Under no circumstances should Company computer networks, e-mail and voice mail systems or Internet access be used:

 

    For any illegal activity;

 

    To communicate offensive sexual, racial or other remarks, jokes, slurs and obscenities;

 

    For private business, commercial or solicitation activities;

 

    For chain-letter communications of any kind;

 

    For charitable endeavors that are not Company-sponsored or authorized, including any fundraising;

 

    For gambling; or

 

    For pornography.

 

Additional uses may be prohibited or limited by other provisions of this Code or by other Company policies.

 

CONFIDENTIAL INFORMATION

 

Many employees learn confidential Company information in the course of their jobs and use it to perform important functions. It is vitally important that all employees handle confidential information properly.

 

There are two major concerns:

 

    Preventing the release of unauthorized or inappropriate information that might adversely affect the Company’s business; and

 

    Avoiding violations of the law, particularly the securities laws relating to disclosure of material financial information before the information is made public.

 

What is Confidential Information?

A run of records:

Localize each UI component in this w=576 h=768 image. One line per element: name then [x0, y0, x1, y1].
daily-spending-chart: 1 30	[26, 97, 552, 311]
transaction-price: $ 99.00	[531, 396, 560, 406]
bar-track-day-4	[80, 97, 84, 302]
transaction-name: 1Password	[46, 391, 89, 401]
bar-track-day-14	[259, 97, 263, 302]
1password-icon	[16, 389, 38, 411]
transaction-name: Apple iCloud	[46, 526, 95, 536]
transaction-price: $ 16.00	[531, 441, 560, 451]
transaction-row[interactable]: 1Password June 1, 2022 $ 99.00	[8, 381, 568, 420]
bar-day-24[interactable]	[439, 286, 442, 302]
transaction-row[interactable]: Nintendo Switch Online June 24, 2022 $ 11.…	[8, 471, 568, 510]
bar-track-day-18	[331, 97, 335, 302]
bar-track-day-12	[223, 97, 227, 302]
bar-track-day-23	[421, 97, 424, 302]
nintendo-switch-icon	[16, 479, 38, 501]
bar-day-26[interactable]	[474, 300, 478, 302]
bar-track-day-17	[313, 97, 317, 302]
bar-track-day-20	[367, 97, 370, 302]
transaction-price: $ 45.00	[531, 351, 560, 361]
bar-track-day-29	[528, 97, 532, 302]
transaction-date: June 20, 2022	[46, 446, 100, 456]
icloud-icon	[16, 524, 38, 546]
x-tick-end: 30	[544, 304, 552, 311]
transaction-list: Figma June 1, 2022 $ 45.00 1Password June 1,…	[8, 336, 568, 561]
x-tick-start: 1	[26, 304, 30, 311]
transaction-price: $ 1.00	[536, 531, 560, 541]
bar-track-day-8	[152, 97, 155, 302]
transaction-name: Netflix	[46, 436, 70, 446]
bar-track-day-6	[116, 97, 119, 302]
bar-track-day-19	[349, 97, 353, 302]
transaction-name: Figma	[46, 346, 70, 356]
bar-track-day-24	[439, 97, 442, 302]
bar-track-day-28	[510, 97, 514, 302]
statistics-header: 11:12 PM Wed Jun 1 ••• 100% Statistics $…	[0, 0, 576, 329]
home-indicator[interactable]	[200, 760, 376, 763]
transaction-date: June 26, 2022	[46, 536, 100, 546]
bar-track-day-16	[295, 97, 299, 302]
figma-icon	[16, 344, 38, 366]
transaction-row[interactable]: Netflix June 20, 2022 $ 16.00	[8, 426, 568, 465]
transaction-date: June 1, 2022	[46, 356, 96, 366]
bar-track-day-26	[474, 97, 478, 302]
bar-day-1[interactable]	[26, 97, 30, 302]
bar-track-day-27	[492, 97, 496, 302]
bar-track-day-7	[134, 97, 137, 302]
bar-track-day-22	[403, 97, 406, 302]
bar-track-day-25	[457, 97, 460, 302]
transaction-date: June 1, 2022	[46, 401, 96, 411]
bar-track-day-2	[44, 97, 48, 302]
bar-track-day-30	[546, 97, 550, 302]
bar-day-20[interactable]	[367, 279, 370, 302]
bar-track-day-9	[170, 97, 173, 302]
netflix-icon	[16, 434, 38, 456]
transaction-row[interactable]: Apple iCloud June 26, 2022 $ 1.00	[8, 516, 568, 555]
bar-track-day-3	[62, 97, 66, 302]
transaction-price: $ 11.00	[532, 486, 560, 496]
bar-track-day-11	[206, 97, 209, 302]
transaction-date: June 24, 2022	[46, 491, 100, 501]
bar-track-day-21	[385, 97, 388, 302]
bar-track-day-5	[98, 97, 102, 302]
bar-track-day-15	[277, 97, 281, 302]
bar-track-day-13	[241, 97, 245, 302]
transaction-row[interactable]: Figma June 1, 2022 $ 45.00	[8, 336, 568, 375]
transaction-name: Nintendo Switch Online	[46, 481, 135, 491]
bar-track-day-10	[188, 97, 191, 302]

GIVEN INSTRUCTION 1: Can you copy the passage on Company computer use and confidential information word for word, beginning at the words "Many employees learn" and stopping after "is made public."?
GIVEN INSTRUCTION 2: Would you switch "transaction-row" to "purchase-row" in the records, from their first line through the line containing "356, 96, 366]", and return only those lines with nothing else altered?

FINAL ANSWER 1:
Many employees learn confidential Company information in the course of their jobs and use it to perform important functions. It is vitally important that all employees handle confidential information properly.

 

There are two major concerns:

 

    Preventing the release of unauthorized or inappropriate information that might adversely affect the Company’s business; and

 

    Avoiding violations of the law, particularly the securities laws relating to disclosure of material financial information before the information is made public.

FINAL ANSWER 2:
Localize each UI component in this w=576 h=768 image. One line per element: name then [x0, y0, x1, y1].
daily-spending-chart: 1 30	[26, 97, 552, 311]
transaction-price: $ 99.00	[531, 396, 560, 406]
bar-track-day-4	[80, 97, 84, 302]
transaction-name: 1Password	[46, 391, 89, 401]
bar-track-day-14	[259, 97, 263, 302]
1password-icon	[16, 389, 38, 411]
transaction-name: Apple iCloud	[46, 526, 95, 536]
transaction-price: $ 16.00	[531, 441, 560, 451]
purchase-row[interactable]: 1Password June 1, 2022 $ 99.00	[8, 381, 568, 420]
bar-day-24[interactable]	[439, 286, 442, 302]
purchase-row[interactable]: Nintendo Switch Online June 24, 2022 $ 11.…	[8, 471, 568, 510]
bar-track-day-18	[331, 97, 335, 302]
bar-track-day-12	[223, 97, 227, 302]
bar-track-day-23	[421, 97, 424, 302]
nintendo-switch-icon	[16, 479, 38, 501]
bar-day-26[interactable]	[474, 300, 478, 302]
bar-track-day-17	[313, 97, 317, 302]
bar-track-day-20	[367, 97, 370, 302]
transaction-price: $ 45.00	[531, 351, 560, 361]
bar-track-day-29	[528, 97, 532, 302]
transaction-date: June 20, 2022	[46, 446, 100, 456]
icloud-icon	[16, 524, 38, 546]
x-tick-end: 30	[544, 304, 552, 311]
transaction-list: Figma June 1, 2022 $ 45.00 1Password June 1,…	[8, 336, 568, 561]
x-tick-start: 1	[26, 304, 30, 311]
transaction-price: $ 1.00	[536, 531, 560, 541]
bar-track-day-8	[152, 97, 155, 302]
transaction-name: Netflix	[46, 436, 70, 446]
bar-track-day-6	[116, 97, 119, 302]
bar-track-day-19	[349, 97, 353, 302]
transaction-name: Figma	[46, 346, 70, 356]
bar-track-day-24	[439, 97, 442, 302]
bar-track-day-28	[510, 97, 514, 302]
statistics-header: 11:12 PM Wed Jun 1 ••• 100% Statistics $…	[0, 0, 576, 329]
home-indicator[interactable]	[200, 760, 376, 763]
transaction-date: June 26, 2022	[46, 536, 100, 546]
bar-track-day-16	[295, 97, 299, 302]
figma-icon	[16, 344, 38, 366]
purchase-row[interactable]: Netflix June 20, 2022 $ 16.00	[8, 426, 568, 465]
transaction-date: June 1, 2022	[46, 356, 96, 366]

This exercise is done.